— INPUT ROWS —
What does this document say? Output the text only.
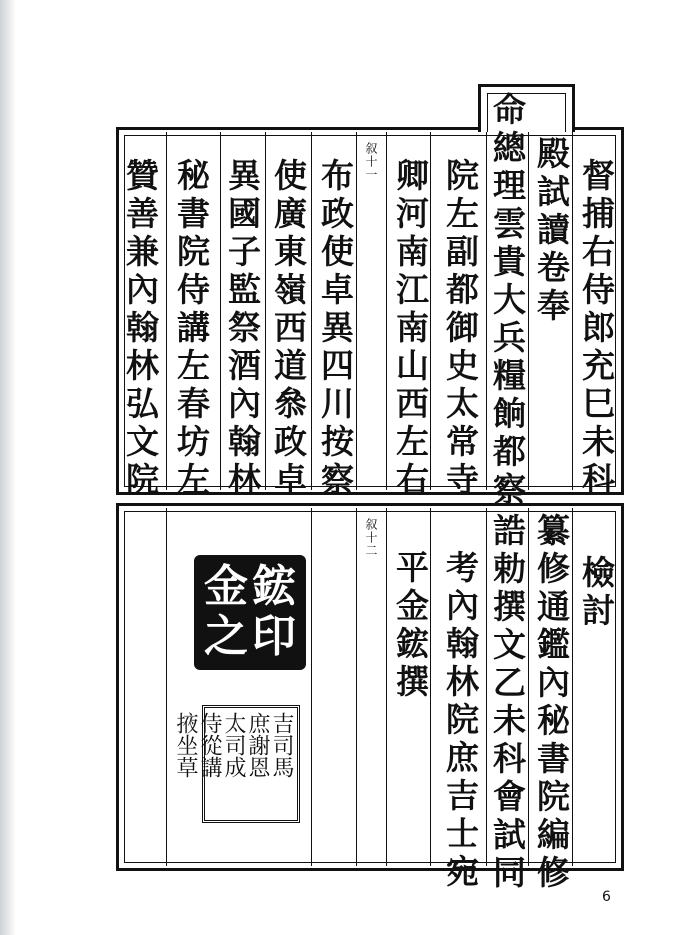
督捕右侍郎充巳未科
殿試讀卷奉
命總理雲貴大兵糧餉都察
院左副都御史太常寺
卿河南江南山西左右
叙十一
布政使卓異四川按察
使廣東嶺西道叅政卓
異國子監祭酒內翰林
秘書院侍講左春坊左
贊善兼內翰林弘文院
檢討
纂修通鑑內秘書院編修
誥勅撰文乙未科會試同
考內翰林院庶吉士宛
平金鋐撰
叙十二
金 鋐
之 印
吉司馬
庶謝恩
太司成
侍從講
掖坐草
6
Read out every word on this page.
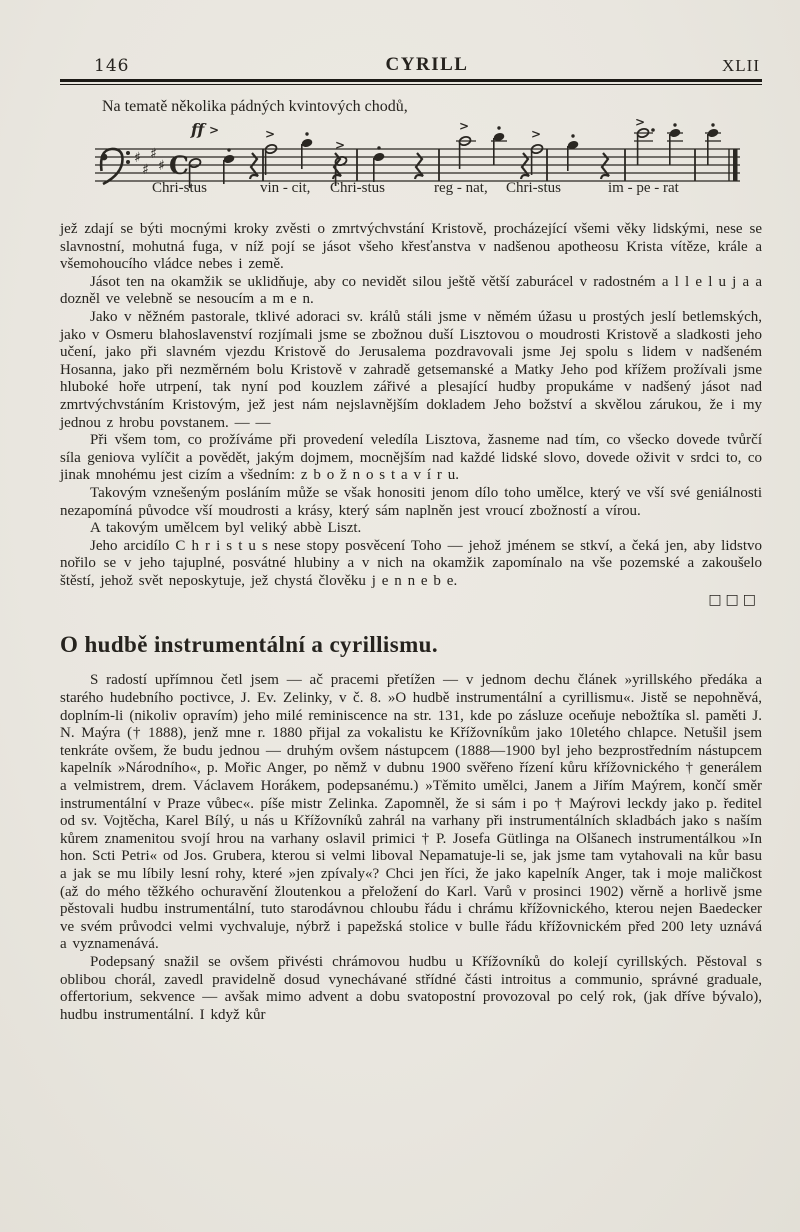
146	CYRILL	XLII

Na tematě několika pádných kvintových chodů,

♯
♯
♯
♯ C
ff >	>
>
>
>
>
Chri-stus	vin - cit, Chri-stus	reg - nat, Chri-stus	im - pe - rat

jež zdají se býti mocnými kroky zvěsti o zmrtvýchvstání Kristově, procházející všemi věky lidskými, nese se slavnostní, mohutná fuga, v níž pojí se jásot všeho křesťanstva v nadšenou apotheosu Krista vítěze, krále a všemohoucího vládce nebes i země.

Jásot ten na okamžik se uklidňuje, aby co nevidět silou ještě větší zaburácel v radostném a l l e l u j a a dozněl ve velebně se nesoucím a m e n.

Jako v něžném pastorale, tklivé adoraci sv. králů stáli jsme v němém úžasu u prostých jeslí betlemských, jako v Osmeru blahoslavenství rozjímali jsme se zbožnou duší Lisztovou o moudrosti Kristově a sladkosti jeho učení, jako při slavném vjezdu Kristově do Jerusalema pozdravovali jsme Jej spolu s lidem v nadšeném Hosanna, jako při nezměrném bolu Kristově v zahradě getsemanské a Matky Jeho pod křížem prožívali jsme hluboké hoře utrpení, tak nyní pod kouzlem zářivé a plesající hudby propukáme v nadšený jásot nad zmrtvýchvstáním Kristovým, jež jest nám nejslavnějším dokladem Jeho božství a skvělou zárukou, že i my jednou z hrobu povstanem. — —

Při všem tom, co prožíváme při provedení veledíla Lisztova, žasneme nad tím, co všecko dovede tvůrčí síla geniova vylíčit a povědět, jakým dojmem, mocnějším nad každé lidské slovo, dovede oživit v srdci to, co jinak mnohému jest cizím a všedním: z b o ž n o s t a v í r u.

Takovým vznešeným posláním může se však honositi jenom dílo toho umělce, který ve vší své geniálnosti nezapomíná původce vší moudrosti a krásy, který sám naplněn jest vroucí zbožností a vírou.

A takovým umělcem byl veliký abbè Liszt.

Jeho arcidílo C h r i s t u s nese stopy posvěcení Toho — jehož jménem se stkví, a čeká jen, aby lidstvo nořilo se v jeho tajuplné, posvátné hlubiny a v nich na okamžik zapomínalo na vše pozemské a zakoušelo štěstí, jehož svět neposkytuje, jež chystá člověku j e n n e b e.

□□□
O hudbě instrumentální a cyrillismu.

S radostí upřímnou četl jsem — ač pracemi přetížen — v jednom dechu článek »yrillského předáka a starého hudebního poctivce, J. Ev. Zelinky, v č. 8. »O hudbě instrumentální a cyrillismu«. Jistě se nepohněvá, doplním-li (nikoliv opravím) jeho milé reminiscence na str. 131, kde po zásluze oceňuje nebožtíka sl. paměti J. N. Maýra († 1888), jenž mne r. 1880 přijal za vokalistu ke Křížovníkům jako 10letého chlapce. Netušil jsem tenkráte ovšem, že budu jednou — druhým ovšem nástupcem (1888—1900 byl jeho bezprostředním nástupcem kapelník »Národního«, p. Mořic Anger, po němž v dubnu 1900 svěřeno řízení kůru křížovnického † generálem a velmistrem, drem. Václavem Horákem, podepsanému.) »Těmito umělci, Janem a Jiřím Maýrem, končí směr instrumentální v Praze vůbec«. píše mistr Zelinka. Zapomněl, že si sám i po † Maýrovi leckdy jako p. ředitel od sv. Vojtěcha, Karel Bílý, u nás u Křížovníků zahrál na varhany při instrumentálních skladbách jako s naším kůrem znamenitou svojí hrou na varhany oslavil primici † P. Josefa Gütlinga na Olšanech instrumentálkou »In hon. Scti Petri« od Jos. Grubera, kterou si velmi liboval Nepamatuje-li se, jak jsme tam vytahovali na kůr basu a jak se mu líbily lesní rohy, které »jen zpívaly«? Chci jen říci, že jako kapelník Anger, tak i moje maličkost (až do mého těžkého ochuravění žloutenkou a přeložení do Karl. Varů v prosinci 1902) věrně a horlivě jsme pěstovali hudbu instrumentální, tuto starodávnou chloubu řádu i chrámu křížovnického, kterou nejen Baedecker ve svém průvodci velmi vychvaluje, nýbrž i papežská stolice v bulle řádu křížovnickém před 200 lety uznává a vyznamenává.

Podepsaný snažil se ovšem přivésti chrámovou hudbu u Křížovníků do kolejí cyrillských. Pěstoval s oblibou chorál, zavedl pravidelně dosud vynechávané střídné části introitus a communio, správné graduale, offertorium, sekvence — avšak mimo advent a dobu svatopostní provozoval po celý rok, (jak dříve bývalo), hudbu instrumentální. I když kůr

— GOAL OF THE EXERCISE —
Your task is to repeat the data above exactly while excluding the pictures.

— SOLUTION —
What does this document say? Output the text only.
督捕右侍郎充巳未科
殿試讀卷奉
命總理雲貴大兵糧餉都察
院左副都御史太常寺
卿河南江南山西左右
叙十一
布政使卓異四川按察
使廣東嶺西道叅政卓
異國子監祭酒內翰林
秘書院侍講左春坊左
贊善兼內翰林弘文院
檢討
纂修通鑑內秘書院編修
誥勅撰文乙未科會試同
考內翰林院庶吉士宛
平金鋐撰
叙十二
金 鋐
之 印
吉司馬
庶謝恩
太司成
侍從講
掖坐草
6
Read out every word on this page.
146	CYRILL	XLII

Na tematě několika pádných kvintových chodů,

♯
♯
♯
♯ C
ff >	>
>
>
>
>
Chri-stus	vin - cit, Chri-stus	reg - nat, Chri-stus	im - pe - rat

jež zdají se býti mocnými kroky zvěsti o zmrtvýchvstání Kristově, procházející všemi věky lidskými, nese se slavnostní, mohutná fuga, v níž pojí se jásot všeho křesťanstva v nadšenou apotheosu Krista vítěze, krále a všemohoucího vládce nebes i země.

Jásot ten na okamžik se uklidňuje, aby co nevidět silou ještě větší zaburácel v radostném a l l e l u j a a dozněl ve velebně se nesoucím a m e n.

Jako v něžném pastorale, tklivé adoraci sv. králů stáli jsme v němém úžasu u prostých jeslí betlemských, jako v Osmeru blahoslavenství rozjímali jsme se zbožnou duší Lisztovou o moudrosti Kristově a sladkosti jeho učení, jako při slavném vjezdu Kristově do Jerusalema pozdravovali jsme Jej spolu s lidem v nadšeném Hosanna, jako při nezměrném bolu Kristově v zahradě getsemanské a Matky Jeho pod křížem prožívali jsme hluboké hoře utrpení, tak nyní pod kouzlem zářivé a plesající hudby propukáme v nadšený jásot nad zmrtvýchvstáním Kristovým, jež jest nám nejslavnějším dokladem Jeho božství a skvělou zárukou, že i my jednou z hrobu povstanem. — —

Při všem tom, co prožíváme při provedení veledíla Lisztova, žasneme nad tím, co všecko dovede tvůrčí síla geniova vylíčit a povědět, jakým dojmem, mocnějším nad každé lidské slovo, dovede oživit v srdci to, co jinak mnohému jest cizím a všedním: z b o ž n o s t a v í r u.

Takovým vznešeným posláním může se však honositi jenom dílo toho umělce, který ve vší své geniálnosti nezapomíná původce vší moudrosti a krásy, který sám naplněn jest vroucí zbožností a vírou.

A takovým umělcem byl veliký abbè Liszt.

Jeho arcidílo C h r i s t u s nese stopy posvěcení Toho — jehož jménem se stkví, a čeká jen, aby lidstvo nořilo se v jeho tajuplné, posvátné hlubiny a v nich na okamžik zapomínalo na vše pozemské a zakoušelo štěstí, jehož svět neposkytuje, jež chystá člověku j e n n e b e.

□□□
O hudbě instrumentální a cyrillismu.

S radostí upřímnou četl jsem — ač pracemi přetížen — v jednom dechu článek »yrillského předáka a starého hudebního poctivce, J. Ev. Zelinky, v č. 8. »O hudbě instrumentální a cyrillismu«. Jistě se nepohněvá, doplním-li (nikoliv opravím) jeho milé reminiscence na str. 131, kde po zásluze oceňuje nebožtíka sl. paměti J. N. Maýra († 1888), jenž mne r. 1880 přijal za vokalistu ke Křížovníkům jako 10letého chlapce. Netušil jsem tenkráte ovšem, že budu jednou — druhým ovšem nástupcem (1888—1900 byl jeho bezprostředním nástupcem kapelník »Národního«, p. Mořic Anger, po němž v dubnu 1900 svěřeno řízení kůru křížovnického † generálem a velmistrem, drem. Václavem Horákem, podepsanému.) »Těmito umělci, Janem a Jiřím Maýrem, končí směr instrumentální v Praze vůbec«. píše mistr Zelinka. Zapomněl, že si sám i po † Maýrovi leckdy jako p. ředitel od sv. Vojtěcha, Karel Bílý, u nás u Křížovníků zahrál na varhany při instrumentálních skladbách jako s naším kůrem znamenitou svojí hrou na varhany oslavil primici † P. Josefa Gütlinga na Olšanech instrumentálkou »In hon. Scti Petri« od Jos. Grubera, kterou si velmi liboval Nepamatuje-li se, jak jsme tam vytahovali na kůr basu a jak se mu líbily lesní rohy, které »jen zpívaly«? Chci jen říci, že jako kapelník Anger, tak i moje maličkost (až do mého těžkého ochuravění žloutenkou a přeložení do Karl. Varů v prosinci 1902) věrně a horlivě jsme pěstovali hudbu instrumentální, tuto starodávnou chloubu řádu i chrámu křížovnického, kterou nejen Baedecker ve svém průvodci velmi vychvaluje, nýbrž i papežská stolice v bulle řádu křížovnickém před 200 lety uznává a vyznamenává.

Podepsaný snažil se ovšem přivésti chrámovou hudbu u Křížovníků do kolejí cyrillských. Pěstoval s oblibou chorál, zavedl pravidelně dosud vynechávané střídné části introitus a communio, správné graduale, offertorium, sekvence — avšak mimo advent a dobu svatopostní provozoval po celý rok, (jak dříve bývalo), hudbu instrumentální. I když kůr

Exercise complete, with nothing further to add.